STATED EXERCISE =>
What follows is a set of entries. Repeat them exactly, but not their pictures.

[Start of ENTRIES SHOWN]

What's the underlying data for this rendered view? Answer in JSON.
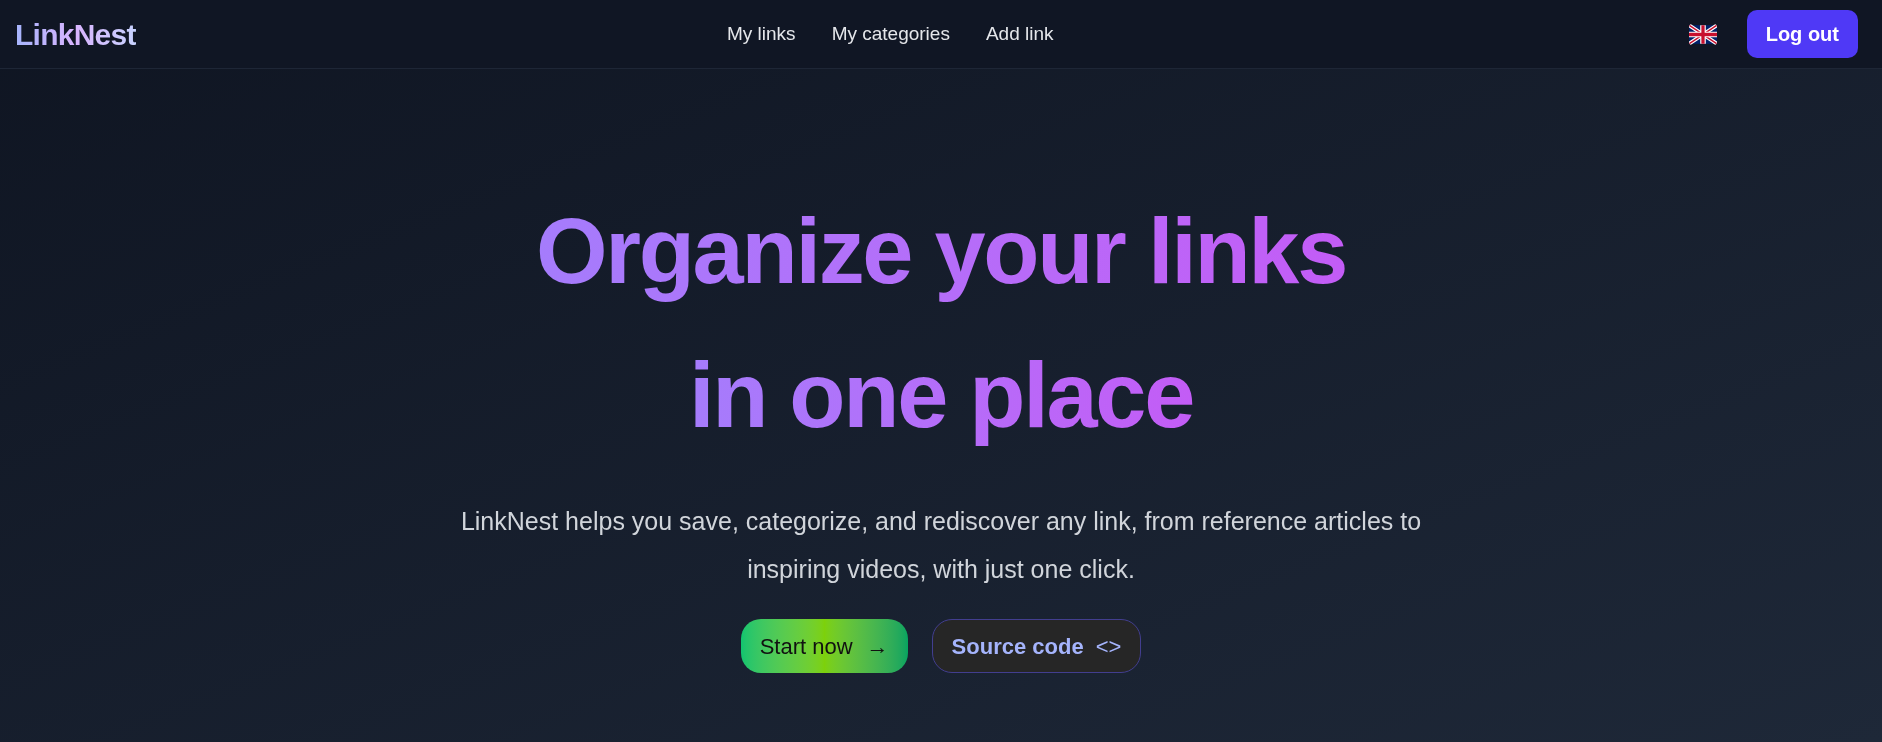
{
  "brand": "LinkNest",
  "nav": [
    {
      "label": "My links"
    },
    {
      "label": "My categories"
    },
    {
      "label": "Add link"
    }
  ],
  "logout": "Log out",
  "hero": {
    "title_lines": [
      "Organize your links",
      "in one place"
    ],
    "subtitle": "LinkNest helps you save, categorize, and rediscover any link, from reference articles to inspiring videos, with just one click.",
    "buttons": [
      {
        "kind": "primary",
        "label": "Start now",
        "icon": "→"
      },
      {
        "kind": "outline",
        "label": "Source code",
        "icon": "<>"
      }
    ]
  }
}
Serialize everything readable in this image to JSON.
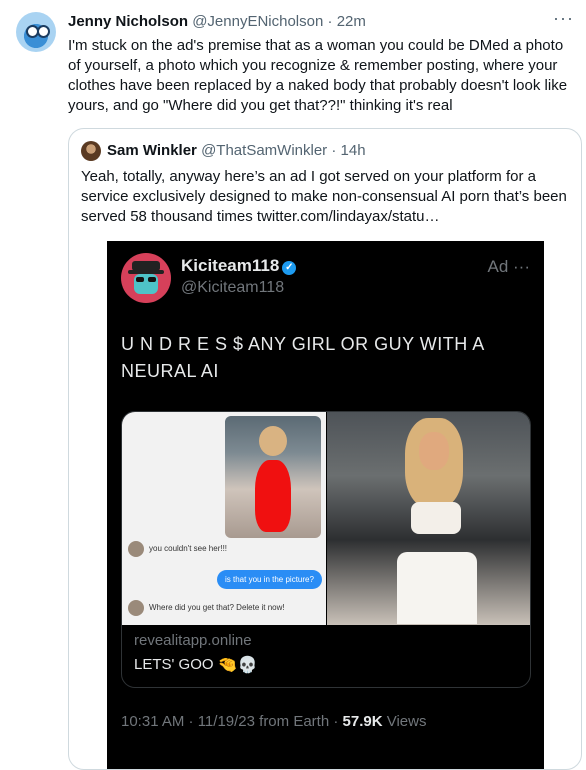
{
  "tweet": {
    "name": "Jenny Nicholson",
    "handle": "@JennyENicholson",
    "separator": "·",
    "time": "22m",
    "text": "I'm stuck on the ad's premise that as a woman you could be DMed a photo of yourself, a photo which you recognize & remember posting, where your clothes have been replaced by a naked body that probably doesn't look like yours, and go \"Where did you get that??!\" thinking it's real",
    "more_icon": "more-horizontal-icon"
  },
  "quote": {
    "name": "Sam Winkler",
    "handle": "@ThatSamWinkler",
    "separator": "·",
    "time": "14h",
    "text": "Yeah, totally, anyway here’s an ad I got served on your platform for a service exclusively designed to make non-consensual AI porn that’s been served 58 thousand times  twitter.com/lindayax/statu…"
  },
  "ad": {
    "name": "Kiciteam118",
    "handle": "@Kiciteam118",
    "label": "Ad ···",
    "text": "U N D R E S $ ANY GIRL OR GUY WITH A NEURAL AI",
    "verified_icon": "verified-badge-icon",
    "card": {
      "chat_1": "you couldn't see her!!!",
      "chat_2": "is that you in the picture?",
      "chat_3": "Where did you get that? Delete it now!",
      "domain": "revealitapp.online",
      "cta": "LETS' GOO",
      "cta_emoji": "🤏💀"
    },
    "footer": {
      "time": "10:31 AM · 11/19/23 from Earth ·",
      "views_count": "57.9K",
      "views_label": "Views"
    }
  }
}
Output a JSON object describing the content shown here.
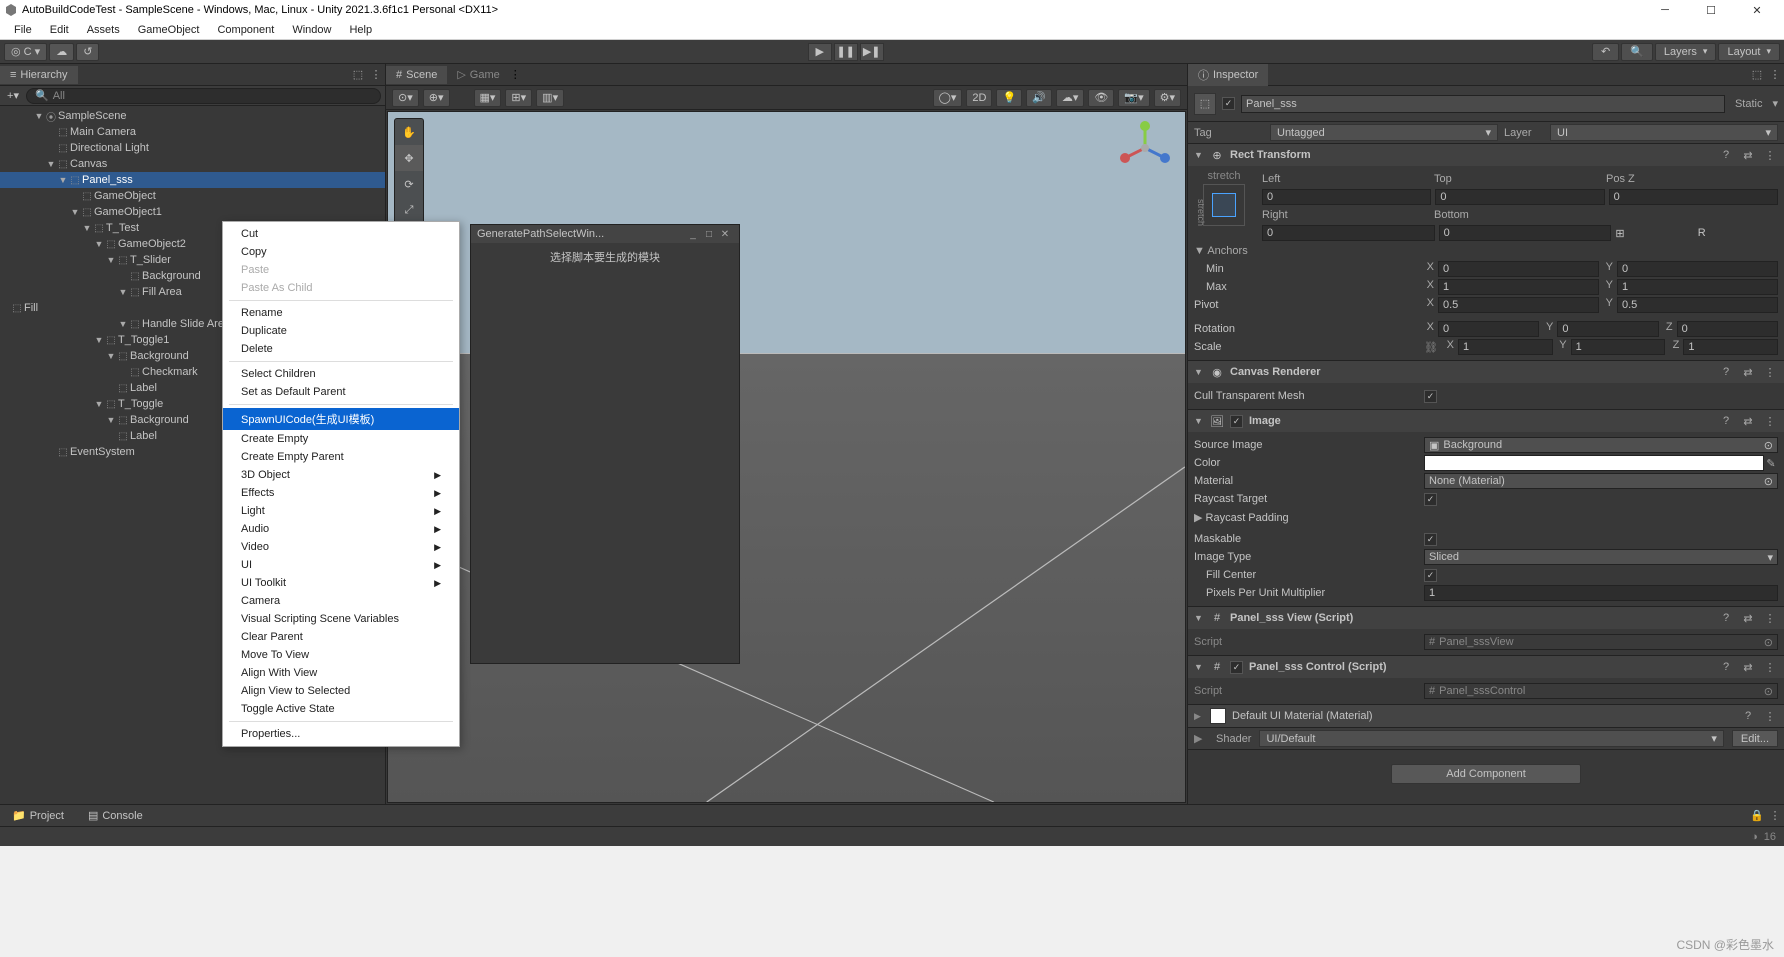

[End of ENTRIES SHOWN]

COMPLETED EXERCISE =>
What's the underlying data for this rendered view? Answer in JSON.
{
  "brand": "LinkNest",
  "nav": [
    {
      "label": "My links"
    },
    {
      "label": "My categories"
    },
    {
      "label": "Add link"
    }
  ],
  "logout": "Log out",
  "hero": {
    "title_lines": [
      "Organize your links",
      "in one place"
    ],
    "subtitle": "LinkNest helps you save, categorize, and rediscover any link, from reference articles to inspiring videos, with just one click.",
    "buttons": [
      {
        "kind": "primary",
        "label": "Start now",
        "icon": "→"
      },
      {
        "kind": "outline",
        "label": "Source code",
        "icon": "<>"
      }
    ]
  }
}
Serialize everything readable in this image to JSON.
{
  "tweet": {
    "name": "Jenny Nicholson",
    "handle": "@JennyENicholson",
    "separator": "·",
    "time": "22m",
    "text": "I'm stuck on the ad's premise that as a woman you could be DMed a photo of yourself, a photo which you recognize & remember posting, where your clothes have been replaced by a naked body that probably doesn't look like yours, and go \"Where did you get that??!\" thinking it's real",
    "more_icon": "more-horizontal-icon"
  },
  "quote": {
    "name": "Sam Winkler",
    "handle": "@ThatSamWinkler",
    "separator": "·",
    "time": "14h",
    "text": "Yeah, totally, anyway here’s an ad I got served on your platform for a service exclusively designed to make non-consensual AI porn that’s been served 58 thousand times  twitter.com/lindayax/statu…"
  },
  "ad": {
    "name": "Kiciteam118",
    "handle": "@Kiciteam118",
    "label": "Ad ···",
    "text": "U N D R E S $ ANY GIRL OR GUY WITH A NEURAL AI",
    "verified_icon": "verified-badge-icon",
    "card": {
      "chat_1": "you couldn't see her!!!",
      "chat_2": "is that you in the picture?",
      "chat_3": "Where did you get that? Delete it now!",
      "domain": "revealitapp.online",
      "cta": "LETS' GOO",
      "cta_emoji": "🤏💀"
    },
    "footer": {
      "time": "10:31 AM · 11/19/23 from Earth ·",
      "views_count": "57.9K",
      "views_label": "Views"
    }
  }
}
Output a JSON object describing the content shown here.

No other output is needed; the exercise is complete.